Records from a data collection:
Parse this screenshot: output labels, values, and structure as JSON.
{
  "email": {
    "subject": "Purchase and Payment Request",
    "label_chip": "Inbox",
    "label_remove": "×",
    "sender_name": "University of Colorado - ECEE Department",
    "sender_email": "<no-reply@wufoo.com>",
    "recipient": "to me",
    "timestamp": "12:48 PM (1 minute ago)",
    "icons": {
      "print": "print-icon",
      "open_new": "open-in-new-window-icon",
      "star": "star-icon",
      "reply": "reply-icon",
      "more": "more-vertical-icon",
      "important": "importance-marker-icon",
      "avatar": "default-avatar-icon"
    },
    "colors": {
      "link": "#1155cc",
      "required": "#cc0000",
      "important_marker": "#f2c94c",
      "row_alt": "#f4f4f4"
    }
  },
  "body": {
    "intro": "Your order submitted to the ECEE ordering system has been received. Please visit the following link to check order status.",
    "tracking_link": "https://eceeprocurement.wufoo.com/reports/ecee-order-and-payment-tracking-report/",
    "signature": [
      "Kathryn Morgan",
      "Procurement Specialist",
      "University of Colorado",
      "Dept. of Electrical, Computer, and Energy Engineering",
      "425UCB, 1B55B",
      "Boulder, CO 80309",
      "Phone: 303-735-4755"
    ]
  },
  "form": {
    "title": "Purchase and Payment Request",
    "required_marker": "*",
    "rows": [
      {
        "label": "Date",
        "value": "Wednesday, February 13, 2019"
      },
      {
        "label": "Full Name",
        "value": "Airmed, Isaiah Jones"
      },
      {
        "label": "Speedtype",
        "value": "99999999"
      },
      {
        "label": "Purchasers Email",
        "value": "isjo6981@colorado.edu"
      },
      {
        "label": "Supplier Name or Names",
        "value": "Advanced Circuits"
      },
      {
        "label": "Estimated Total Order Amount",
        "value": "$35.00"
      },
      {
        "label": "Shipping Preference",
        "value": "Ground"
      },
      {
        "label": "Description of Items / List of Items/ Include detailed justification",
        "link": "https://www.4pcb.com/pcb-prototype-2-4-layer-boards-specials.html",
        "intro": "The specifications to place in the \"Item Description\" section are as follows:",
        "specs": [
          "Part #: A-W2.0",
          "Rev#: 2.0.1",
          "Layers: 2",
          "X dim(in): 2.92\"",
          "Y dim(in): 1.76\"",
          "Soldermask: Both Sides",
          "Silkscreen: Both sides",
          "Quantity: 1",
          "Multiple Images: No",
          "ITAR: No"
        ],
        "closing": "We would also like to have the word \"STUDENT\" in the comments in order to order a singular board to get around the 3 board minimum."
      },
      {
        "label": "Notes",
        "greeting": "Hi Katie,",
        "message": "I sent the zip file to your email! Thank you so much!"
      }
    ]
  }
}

== Your instructions ==
Your answer should be a single number: the count of lines that contain "Description".

== Solution ==
2